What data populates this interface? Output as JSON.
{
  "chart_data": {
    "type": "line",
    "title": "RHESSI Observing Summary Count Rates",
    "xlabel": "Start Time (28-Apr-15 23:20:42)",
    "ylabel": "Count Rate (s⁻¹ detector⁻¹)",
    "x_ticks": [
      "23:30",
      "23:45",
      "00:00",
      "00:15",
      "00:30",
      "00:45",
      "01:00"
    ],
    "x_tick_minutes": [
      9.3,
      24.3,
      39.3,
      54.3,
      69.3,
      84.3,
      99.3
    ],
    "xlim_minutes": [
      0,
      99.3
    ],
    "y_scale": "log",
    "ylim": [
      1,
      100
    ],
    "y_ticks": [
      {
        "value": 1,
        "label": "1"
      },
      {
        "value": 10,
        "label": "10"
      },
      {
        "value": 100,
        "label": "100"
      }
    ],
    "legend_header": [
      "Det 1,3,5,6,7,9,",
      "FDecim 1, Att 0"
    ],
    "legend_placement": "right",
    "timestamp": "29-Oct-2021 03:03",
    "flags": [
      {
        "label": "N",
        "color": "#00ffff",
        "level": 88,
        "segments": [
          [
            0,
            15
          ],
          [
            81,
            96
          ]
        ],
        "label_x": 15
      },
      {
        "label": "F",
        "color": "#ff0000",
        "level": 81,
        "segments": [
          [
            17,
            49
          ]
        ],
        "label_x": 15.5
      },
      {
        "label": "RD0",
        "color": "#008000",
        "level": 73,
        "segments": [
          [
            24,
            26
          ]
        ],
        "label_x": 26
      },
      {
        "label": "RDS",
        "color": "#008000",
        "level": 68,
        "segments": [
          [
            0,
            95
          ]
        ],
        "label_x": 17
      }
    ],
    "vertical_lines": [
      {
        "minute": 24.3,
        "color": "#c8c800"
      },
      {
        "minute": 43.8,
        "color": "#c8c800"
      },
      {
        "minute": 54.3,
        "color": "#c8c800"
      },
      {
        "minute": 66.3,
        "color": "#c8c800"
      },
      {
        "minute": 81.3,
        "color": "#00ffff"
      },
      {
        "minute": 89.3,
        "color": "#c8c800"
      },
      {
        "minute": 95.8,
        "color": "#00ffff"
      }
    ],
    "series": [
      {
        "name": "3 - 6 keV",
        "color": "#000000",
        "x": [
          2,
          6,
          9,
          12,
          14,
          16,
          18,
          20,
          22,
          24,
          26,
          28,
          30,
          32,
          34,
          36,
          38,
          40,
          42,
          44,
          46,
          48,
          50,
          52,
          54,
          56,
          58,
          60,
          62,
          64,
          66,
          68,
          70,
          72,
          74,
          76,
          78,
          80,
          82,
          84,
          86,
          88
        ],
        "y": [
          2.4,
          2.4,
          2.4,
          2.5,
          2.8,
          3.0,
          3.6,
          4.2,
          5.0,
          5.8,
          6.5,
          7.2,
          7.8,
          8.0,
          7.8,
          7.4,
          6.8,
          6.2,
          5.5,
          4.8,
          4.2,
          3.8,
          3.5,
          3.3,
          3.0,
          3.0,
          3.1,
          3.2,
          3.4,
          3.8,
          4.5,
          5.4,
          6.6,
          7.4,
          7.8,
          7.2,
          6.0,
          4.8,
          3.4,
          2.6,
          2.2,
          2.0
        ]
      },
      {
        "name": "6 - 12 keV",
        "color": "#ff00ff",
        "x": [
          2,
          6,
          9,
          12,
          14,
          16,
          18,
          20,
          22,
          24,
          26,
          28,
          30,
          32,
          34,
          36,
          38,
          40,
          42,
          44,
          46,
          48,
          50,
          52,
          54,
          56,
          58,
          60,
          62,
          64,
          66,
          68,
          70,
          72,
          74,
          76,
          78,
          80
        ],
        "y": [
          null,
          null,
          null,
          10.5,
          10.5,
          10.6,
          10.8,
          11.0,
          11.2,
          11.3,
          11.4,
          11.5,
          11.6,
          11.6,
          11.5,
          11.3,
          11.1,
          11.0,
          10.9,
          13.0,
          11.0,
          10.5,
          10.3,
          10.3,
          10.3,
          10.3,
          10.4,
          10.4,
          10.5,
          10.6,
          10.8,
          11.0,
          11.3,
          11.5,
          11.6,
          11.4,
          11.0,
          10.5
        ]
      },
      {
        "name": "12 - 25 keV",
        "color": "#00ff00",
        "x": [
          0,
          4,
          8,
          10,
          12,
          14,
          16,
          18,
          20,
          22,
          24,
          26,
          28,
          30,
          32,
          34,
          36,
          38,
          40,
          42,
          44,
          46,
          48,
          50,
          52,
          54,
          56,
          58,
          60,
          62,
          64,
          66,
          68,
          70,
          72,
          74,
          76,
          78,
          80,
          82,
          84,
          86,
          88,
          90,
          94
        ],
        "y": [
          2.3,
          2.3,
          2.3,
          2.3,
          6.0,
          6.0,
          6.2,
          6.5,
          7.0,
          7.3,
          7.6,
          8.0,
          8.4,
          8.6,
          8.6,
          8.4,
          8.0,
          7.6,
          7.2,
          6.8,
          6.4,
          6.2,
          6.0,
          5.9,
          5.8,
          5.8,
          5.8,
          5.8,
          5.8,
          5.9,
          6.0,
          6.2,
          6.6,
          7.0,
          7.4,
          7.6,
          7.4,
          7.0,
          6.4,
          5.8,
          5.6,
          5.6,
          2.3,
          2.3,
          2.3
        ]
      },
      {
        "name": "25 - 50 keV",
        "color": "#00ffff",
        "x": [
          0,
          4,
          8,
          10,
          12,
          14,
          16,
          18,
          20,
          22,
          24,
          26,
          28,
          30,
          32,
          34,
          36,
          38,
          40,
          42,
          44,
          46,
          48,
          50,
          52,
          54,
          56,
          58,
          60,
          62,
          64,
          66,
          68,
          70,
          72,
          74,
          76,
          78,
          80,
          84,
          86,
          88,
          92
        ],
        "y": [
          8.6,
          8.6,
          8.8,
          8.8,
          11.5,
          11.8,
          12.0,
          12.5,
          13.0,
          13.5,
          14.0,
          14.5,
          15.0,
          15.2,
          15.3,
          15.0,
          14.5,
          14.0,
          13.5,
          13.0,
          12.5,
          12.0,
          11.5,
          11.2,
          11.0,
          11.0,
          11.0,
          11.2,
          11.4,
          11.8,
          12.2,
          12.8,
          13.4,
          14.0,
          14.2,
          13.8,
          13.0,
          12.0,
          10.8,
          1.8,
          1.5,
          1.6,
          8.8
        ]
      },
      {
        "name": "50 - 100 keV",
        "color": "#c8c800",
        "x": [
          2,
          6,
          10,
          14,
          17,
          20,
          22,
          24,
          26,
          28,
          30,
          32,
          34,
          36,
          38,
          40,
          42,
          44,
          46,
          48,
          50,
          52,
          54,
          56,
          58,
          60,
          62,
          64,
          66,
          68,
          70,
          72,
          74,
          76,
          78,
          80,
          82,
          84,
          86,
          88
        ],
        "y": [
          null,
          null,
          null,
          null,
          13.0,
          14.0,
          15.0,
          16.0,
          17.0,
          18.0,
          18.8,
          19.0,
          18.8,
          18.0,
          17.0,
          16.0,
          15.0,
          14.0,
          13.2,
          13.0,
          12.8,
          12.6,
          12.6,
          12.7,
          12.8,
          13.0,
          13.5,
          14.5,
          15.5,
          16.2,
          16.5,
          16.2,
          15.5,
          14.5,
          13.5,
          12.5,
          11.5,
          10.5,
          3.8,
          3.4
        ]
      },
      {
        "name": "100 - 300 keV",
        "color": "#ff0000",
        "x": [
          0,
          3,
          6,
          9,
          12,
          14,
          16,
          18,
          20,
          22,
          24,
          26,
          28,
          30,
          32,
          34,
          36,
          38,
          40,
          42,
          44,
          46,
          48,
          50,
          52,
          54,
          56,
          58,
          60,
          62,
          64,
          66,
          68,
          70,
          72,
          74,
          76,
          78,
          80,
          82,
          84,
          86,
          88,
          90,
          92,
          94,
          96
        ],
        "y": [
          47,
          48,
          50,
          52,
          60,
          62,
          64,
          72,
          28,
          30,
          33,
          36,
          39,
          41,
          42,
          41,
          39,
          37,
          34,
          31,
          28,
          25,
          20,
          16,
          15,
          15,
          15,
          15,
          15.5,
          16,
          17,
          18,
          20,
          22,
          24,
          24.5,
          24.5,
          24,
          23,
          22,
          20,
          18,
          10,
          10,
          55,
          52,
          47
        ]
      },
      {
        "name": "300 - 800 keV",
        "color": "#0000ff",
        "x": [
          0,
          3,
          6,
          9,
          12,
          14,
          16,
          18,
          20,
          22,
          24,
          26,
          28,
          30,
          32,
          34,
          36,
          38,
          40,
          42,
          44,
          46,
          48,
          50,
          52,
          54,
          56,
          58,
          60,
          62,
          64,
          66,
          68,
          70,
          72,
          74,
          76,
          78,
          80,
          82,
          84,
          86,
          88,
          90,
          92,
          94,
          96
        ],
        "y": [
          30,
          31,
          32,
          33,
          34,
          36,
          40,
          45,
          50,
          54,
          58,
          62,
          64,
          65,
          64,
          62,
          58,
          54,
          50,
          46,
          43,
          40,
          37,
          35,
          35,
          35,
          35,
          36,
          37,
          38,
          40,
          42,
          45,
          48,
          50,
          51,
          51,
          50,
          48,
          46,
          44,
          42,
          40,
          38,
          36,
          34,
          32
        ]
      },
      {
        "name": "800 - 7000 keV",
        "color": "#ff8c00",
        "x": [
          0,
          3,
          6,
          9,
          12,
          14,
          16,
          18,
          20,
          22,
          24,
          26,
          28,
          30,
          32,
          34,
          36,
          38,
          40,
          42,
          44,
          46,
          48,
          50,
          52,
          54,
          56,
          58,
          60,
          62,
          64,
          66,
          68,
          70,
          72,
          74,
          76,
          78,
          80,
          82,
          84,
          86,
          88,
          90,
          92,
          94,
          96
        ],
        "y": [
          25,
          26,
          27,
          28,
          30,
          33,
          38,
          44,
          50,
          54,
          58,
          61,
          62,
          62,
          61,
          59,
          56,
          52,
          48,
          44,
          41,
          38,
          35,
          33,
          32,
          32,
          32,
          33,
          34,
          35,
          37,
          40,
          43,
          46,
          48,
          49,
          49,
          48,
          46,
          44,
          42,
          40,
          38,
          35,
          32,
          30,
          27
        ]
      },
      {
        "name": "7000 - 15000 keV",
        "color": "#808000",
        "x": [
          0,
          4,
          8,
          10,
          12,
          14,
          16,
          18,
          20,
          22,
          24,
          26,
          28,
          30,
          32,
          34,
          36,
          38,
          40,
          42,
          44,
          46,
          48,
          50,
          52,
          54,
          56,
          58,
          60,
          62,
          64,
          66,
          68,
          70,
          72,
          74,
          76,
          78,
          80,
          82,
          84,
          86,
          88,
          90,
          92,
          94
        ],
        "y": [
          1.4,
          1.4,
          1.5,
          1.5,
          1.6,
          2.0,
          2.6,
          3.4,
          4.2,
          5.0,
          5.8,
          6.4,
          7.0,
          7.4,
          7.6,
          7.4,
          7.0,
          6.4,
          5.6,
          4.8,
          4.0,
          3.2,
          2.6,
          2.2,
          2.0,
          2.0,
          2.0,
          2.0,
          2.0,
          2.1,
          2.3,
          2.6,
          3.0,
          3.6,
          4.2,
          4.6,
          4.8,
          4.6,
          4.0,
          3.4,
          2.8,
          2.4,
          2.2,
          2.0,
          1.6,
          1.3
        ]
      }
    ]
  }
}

## Directions for this task
Reproduce each line from the records that contains the word "name".

## Written solution
        "name": "3 - 6 keV",
        "name": "6 - 12 keV",
        "name": "12 - 25 keV",
        "name": "25 - 50 keV",
        "name": "50 - 100 keV",
        "name": "100 - 300 keV",
        "name": "300 - 800 keV",
        "name": "800 - 7000 keV",
        "name": "7000 - 15000 keV",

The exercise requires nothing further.